> _AIM_: From the listing below, pull out the lines that hold "config".

#### RECORDS TO USE ####

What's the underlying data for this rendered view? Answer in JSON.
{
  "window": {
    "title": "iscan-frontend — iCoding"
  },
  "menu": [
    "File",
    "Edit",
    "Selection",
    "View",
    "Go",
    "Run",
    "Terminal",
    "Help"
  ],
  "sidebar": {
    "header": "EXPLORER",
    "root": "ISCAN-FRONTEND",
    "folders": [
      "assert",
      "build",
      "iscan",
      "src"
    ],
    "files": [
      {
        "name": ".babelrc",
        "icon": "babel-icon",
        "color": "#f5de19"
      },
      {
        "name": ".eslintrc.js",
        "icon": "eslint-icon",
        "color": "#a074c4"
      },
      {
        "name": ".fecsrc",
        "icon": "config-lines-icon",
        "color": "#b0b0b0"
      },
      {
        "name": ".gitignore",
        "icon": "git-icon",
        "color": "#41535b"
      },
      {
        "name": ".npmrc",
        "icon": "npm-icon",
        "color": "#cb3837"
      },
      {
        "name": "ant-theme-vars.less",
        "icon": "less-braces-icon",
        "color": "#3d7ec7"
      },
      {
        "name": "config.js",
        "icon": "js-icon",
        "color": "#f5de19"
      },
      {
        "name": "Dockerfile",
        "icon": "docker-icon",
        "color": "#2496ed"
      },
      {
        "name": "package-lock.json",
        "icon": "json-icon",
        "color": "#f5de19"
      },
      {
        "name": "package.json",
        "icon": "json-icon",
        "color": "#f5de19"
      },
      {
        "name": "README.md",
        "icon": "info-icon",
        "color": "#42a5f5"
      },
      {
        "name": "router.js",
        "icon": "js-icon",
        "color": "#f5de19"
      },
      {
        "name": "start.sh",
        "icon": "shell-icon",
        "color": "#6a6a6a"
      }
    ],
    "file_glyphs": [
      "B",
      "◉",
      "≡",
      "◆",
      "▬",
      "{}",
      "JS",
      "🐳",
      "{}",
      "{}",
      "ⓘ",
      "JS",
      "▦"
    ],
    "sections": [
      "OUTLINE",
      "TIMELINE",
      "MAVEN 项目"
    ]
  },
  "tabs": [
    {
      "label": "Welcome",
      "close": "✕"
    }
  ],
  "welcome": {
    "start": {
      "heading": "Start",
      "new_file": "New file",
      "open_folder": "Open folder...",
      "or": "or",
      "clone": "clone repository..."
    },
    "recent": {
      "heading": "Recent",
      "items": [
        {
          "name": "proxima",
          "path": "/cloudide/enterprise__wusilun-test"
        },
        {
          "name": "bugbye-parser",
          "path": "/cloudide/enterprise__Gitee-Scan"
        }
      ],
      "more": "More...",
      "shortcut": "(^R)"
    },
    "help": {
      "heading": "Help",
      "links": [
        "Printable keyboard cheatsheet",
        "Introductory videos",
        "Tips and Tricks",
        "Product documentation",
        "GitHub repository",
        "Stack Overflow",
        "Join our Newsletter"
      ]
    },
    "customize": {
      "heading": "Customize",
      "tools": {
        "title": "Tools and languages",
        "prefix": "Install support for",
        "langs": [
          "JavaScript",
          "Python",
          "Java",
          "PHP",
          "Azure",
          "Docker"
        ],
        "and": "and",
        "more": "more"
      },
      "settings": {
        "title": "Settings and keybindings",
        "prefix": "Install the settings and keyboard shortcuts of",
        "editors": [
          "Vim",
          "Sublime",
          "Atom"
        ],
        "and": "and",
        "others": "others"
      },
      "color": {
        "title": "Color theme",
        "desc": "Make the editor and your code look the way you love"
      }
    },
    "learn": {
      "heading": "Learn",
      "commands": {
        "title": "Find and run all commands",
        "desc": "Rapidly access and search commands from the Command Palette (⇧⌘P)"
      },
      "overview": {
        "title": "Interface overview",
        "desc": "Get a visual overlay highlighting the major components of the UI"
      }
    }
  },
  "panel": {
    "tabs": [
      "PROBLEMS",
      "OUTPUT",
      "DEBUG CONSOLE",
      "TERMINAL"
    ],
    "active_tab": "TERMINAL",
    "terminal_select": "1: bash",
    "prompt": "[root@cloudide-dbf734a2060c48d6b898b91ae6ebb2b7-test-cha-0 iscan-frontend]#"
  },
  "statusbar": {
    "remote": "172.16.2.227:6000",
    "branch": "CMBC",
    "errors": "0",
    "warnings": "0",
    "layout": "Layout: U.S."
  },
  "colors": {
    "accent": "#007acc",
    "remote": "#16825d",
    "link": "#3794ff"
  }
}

####
#### RECORDS TO USE ####

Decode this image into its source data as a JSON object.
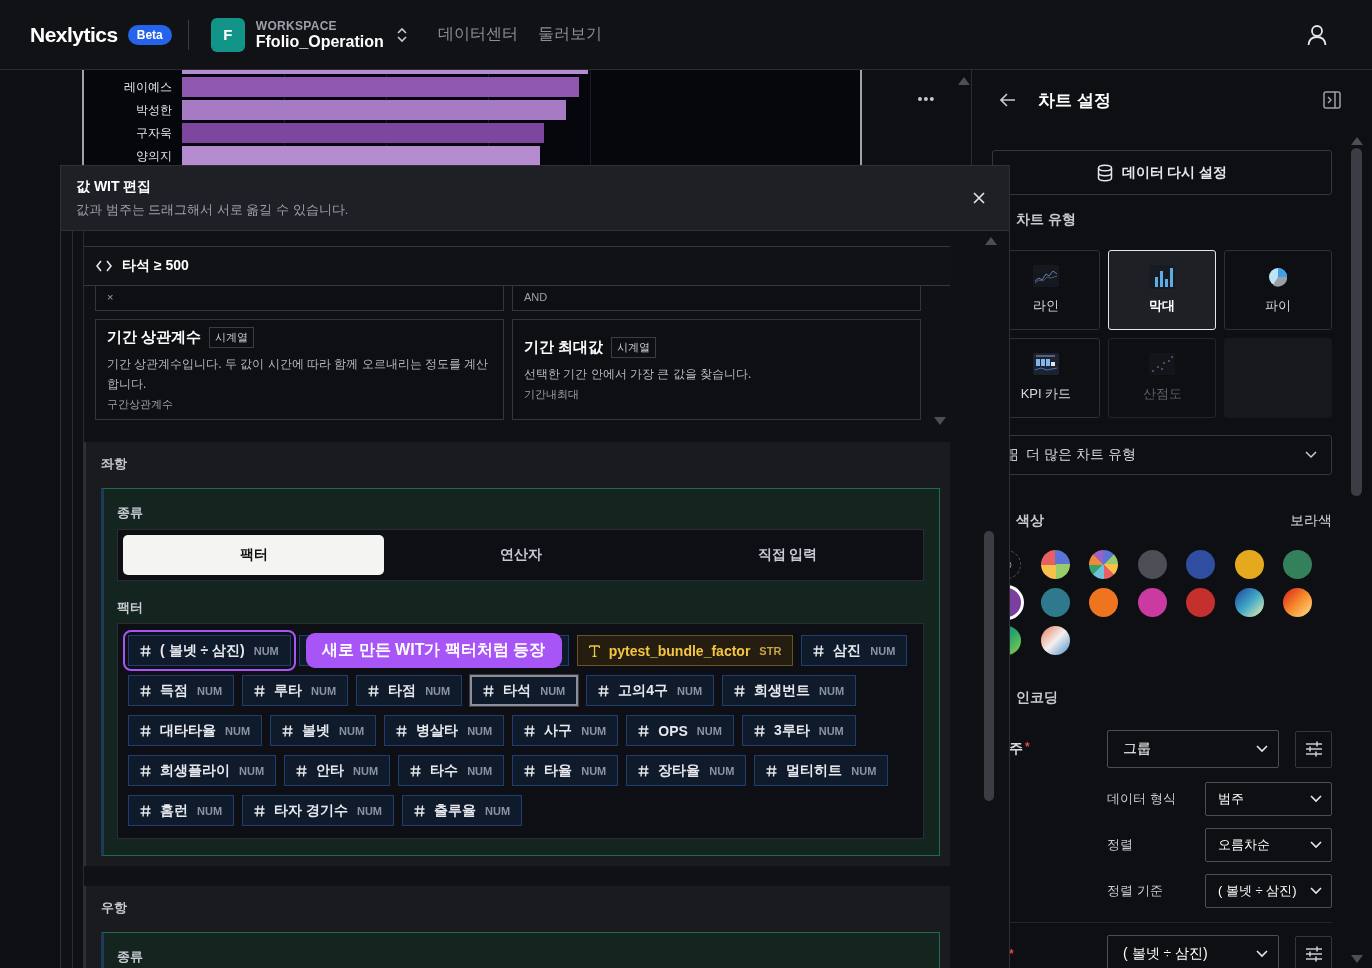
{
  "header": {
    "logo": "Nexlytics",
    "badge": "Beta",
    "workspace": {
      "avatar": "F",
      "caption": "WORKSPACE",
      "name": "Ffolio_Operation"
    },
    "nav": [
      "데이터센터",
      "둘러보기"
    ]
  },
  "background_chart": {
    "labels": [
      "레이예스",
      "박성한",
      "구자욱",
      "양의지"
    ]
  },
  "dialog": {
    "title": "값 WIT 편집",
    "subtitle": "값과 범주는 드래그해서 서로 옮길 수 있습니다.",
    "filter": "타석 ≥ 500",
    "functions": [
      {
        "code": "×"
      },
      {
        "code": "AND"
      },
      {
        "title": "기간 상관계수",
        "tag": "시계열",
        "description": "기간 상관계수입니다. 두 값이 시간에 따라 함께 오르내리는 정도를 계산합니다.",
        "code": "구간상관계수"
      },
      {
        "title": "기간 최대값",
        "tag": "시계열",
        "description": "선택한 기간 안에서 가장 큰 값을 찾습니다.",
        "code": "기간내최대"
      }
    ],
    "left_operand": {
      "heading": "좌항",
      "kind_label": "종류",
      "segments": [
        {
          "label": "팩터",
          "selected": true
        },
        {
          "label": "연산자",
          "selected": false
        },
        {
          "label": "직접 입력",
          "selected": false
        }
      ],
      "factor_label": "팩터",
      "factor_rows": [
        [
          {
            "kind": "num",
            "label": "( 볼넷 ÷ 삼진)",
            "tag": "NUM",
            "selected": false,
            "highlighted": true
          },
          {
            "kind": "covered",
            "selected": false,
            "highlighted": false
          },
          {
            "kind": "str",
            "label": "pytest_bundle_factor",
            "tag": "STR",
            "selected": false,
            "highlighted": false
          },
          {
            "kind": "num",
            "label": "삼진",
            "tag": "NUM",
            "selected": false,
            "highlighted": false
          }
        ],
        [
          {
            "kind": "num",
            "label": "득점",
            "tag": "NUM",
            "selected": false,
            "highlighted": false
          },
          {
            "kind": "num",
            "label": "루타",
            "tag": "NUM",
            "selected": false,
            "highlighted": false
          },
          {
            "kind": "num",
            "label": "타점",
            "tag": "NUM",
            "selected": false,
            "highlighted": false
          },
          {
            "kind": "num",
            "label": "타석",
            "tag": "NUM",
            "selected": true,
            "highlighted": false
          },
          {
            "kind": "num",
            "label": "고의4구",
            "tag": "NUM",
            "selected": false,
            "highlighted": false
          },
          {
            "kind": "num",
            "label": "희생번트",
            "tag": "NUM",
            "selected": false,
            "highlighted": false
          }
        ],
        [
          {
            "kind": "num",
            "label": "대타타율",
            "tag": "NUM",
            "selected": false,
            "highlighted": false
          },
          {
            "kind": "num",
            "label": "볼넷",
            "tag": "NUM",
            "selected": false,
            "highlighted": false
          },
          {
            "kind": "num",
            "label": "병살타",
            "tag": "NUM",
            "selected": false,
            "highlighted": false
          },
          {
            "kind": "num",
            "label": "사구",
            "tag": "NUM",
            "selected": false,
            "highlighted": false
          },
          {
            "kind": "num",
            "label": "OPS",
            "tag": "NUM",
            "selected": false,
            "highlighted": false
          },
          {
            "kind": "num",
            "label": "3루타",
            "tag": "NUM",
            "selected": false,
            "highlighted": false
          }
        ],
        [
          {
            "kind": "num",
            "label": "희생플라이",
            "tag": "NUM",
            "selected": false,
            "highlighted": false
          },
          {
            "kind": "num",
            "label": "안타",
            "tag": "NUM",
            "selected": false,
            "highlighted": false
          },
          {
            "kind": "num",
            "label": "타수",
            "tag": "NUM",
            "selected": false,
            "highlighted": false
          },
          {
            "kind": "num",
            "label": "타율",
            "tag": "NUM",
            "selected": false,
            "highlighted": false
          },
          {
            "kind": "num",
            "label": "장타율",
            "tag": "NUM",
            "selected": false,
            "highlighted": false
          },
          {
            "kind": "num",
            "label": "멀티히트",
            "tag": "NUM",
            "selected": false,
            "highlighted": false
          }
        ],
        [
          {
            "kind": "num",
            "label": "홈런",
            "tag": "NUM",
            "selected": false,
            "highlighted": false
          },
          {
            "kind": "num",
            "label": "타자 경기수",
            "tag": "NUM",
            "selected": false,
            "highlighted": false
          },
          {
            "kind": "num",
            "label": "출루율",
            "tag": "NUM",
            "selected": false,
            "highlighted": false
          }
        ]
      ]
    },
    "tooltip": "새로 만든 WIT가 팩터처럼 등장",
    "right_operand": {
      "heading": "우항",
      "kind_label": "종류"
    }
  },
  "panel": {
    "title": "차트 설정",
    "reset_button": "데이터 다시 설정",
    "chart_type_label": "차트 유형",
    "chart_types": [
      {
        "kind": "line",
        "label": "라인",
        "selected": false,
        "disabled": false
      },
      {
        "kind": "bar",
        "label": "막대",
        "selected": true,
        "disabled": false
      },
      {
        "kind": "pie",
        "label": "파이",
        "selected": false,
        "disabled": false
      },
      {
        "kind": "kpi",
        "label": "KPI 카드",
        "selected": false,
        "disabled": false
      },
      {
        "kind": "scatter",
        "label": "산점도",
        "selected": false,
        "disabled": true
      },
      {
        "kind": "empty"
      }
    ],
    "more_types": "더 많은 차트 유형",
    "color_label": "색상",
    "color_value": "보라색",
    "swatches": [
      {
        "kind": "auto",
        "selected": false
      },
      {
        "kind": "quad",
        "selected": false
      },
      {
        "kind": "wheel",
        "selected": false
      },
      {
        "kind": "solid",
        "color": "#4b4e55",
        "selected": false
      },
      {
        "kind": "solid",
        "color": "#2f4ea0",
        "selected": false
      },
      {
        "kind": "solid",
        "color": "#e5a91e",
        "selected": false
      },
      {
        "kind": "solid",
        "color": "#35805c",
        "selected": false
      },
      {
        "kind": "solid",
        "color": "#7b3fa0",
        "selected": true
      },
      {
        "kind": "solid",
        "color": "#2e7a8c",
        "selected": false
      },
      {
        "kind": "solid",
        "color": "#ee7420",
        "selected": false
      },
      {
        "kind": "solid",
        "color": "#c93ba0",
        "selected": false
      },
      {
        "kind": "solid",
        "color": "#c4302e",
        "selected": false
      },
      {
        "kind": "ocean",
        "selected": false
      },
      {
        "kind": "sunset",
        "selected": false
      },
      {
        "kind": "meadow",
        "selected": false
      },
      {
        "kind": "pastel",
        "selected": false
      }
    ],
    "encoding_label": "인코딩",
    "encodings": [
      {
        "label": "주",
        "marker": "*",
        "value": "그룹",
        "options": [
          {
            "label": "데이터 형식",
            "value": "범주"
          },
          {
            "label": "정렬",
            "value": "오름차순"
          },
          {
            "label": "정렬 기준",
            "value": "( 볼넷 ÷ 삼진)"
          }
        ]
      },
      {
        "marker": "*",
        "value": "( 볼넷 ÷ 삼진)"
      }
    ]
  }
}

####

> _SOLUTION_:
        "icon": "config-lines-icon",
        "name": "config.js",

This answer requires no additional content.